WHAT TO WORK ON | Using the material that follows, identify and copy each line with the string "title".

#####

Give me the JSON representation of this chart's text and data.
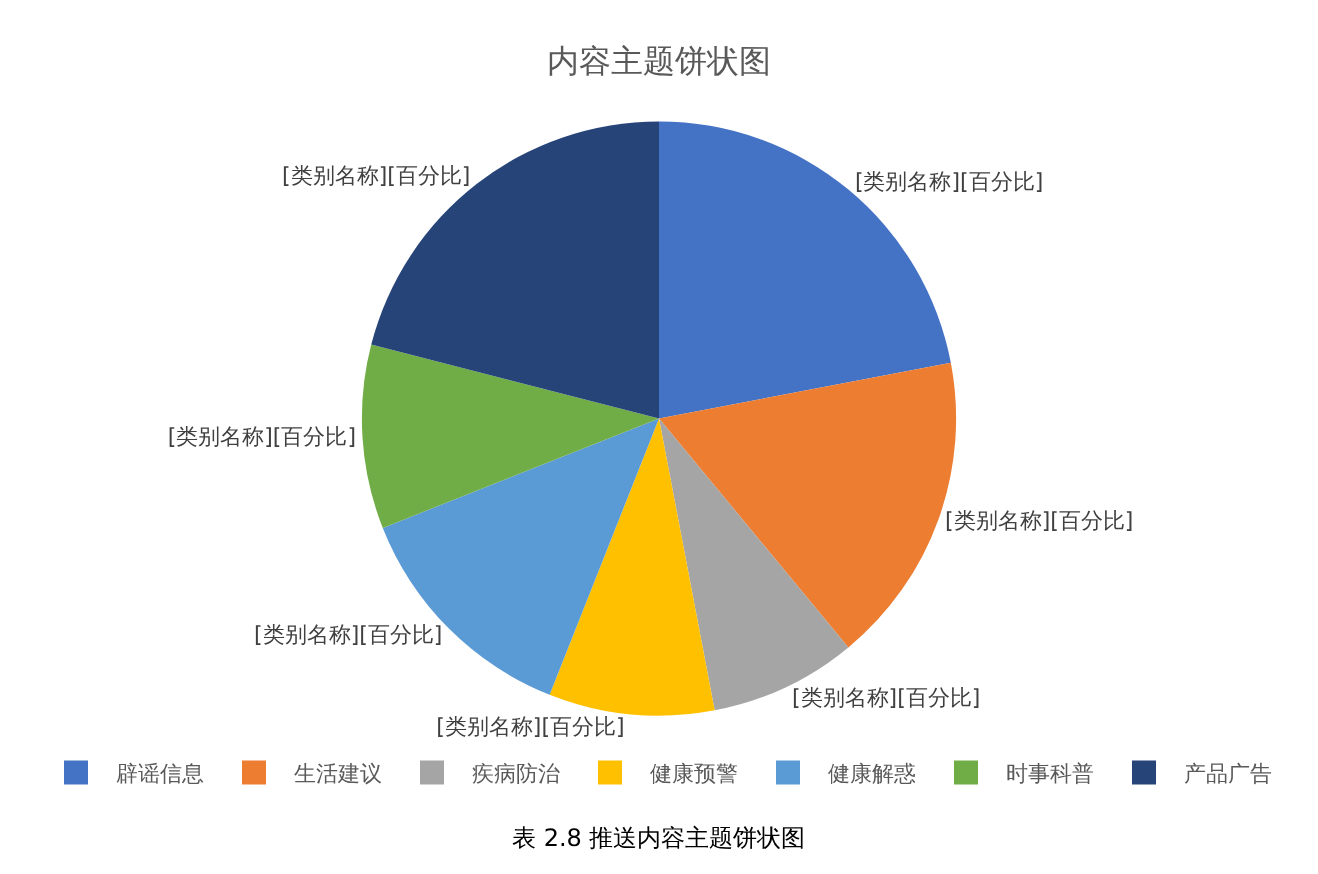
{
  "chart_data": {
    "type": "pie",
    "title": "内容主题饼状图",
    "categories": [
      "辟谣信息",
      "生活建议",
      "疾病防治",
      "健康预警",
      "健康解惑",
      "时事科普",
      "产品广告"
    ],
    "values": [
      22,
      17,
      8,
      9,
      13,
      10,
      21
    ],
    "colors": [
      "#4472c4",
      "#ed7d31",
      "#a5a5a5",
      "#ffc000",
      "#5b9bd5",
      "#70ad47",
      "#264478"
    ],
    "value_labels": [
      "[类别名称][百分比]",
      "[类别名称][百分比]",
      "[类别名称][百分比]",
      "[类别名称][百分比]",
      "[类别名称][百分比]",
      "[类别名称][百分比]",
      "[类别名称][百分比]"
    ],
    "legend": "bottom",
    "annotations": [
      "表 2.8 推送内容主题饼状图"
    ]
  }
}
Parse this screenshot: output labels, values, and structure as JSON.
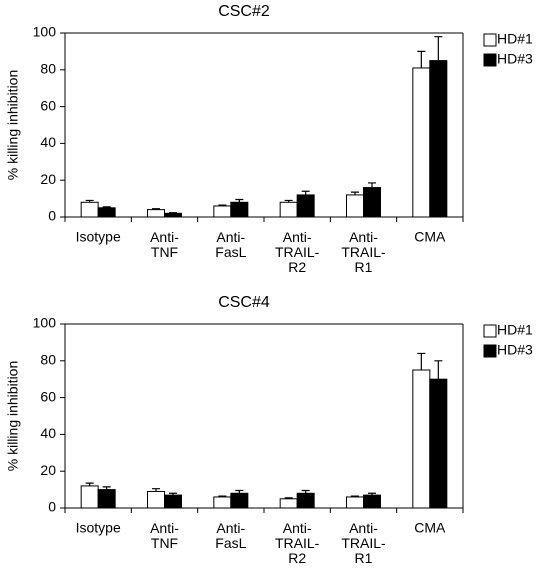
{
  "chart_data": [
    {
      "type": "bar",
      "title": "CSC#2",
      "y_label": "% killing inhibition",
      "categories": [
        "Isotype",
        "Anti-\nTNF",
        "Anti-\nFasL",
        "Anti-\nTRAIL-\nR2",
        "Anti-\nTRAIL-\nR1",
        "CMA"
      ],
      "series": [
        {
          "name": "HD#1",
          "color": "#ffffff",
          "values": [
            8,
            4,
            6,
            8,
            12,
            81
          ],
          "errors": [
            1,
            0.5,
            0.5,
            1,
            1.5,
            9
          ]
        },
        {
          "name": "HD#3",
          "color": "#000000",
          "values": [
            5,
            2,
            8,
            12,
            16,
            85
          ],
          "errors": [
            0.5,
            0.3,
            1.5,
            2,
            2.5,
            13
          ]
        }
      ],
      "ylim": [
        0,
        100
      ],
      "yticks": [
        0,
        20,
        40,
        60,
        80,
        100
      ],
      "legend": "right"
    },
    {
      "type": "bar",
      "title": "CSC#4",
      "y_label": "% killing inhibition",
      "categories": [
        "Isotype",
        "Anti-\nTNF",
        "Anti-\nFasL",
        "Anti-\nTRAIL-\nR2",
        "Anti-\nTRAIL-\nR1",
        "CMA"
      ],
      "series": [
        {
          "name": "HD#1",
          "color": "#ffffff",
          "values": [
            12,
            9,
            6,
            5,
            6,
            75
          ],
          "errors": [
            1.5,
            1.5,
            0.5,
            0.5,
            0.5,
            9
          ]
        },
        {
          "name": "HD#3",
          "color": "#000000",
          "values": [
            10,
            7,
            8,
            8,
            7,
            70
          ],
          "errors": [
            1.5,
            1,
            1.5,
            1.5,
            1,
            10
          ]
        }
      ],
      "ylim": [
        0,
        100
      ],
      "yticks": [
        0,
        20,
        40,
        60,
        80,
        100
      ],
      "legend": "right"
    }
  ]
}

#####

COMPLETED TASK |
    "title": "内容主题饼状图",
      "title": "CSC#2",
      "title": "CSC#4",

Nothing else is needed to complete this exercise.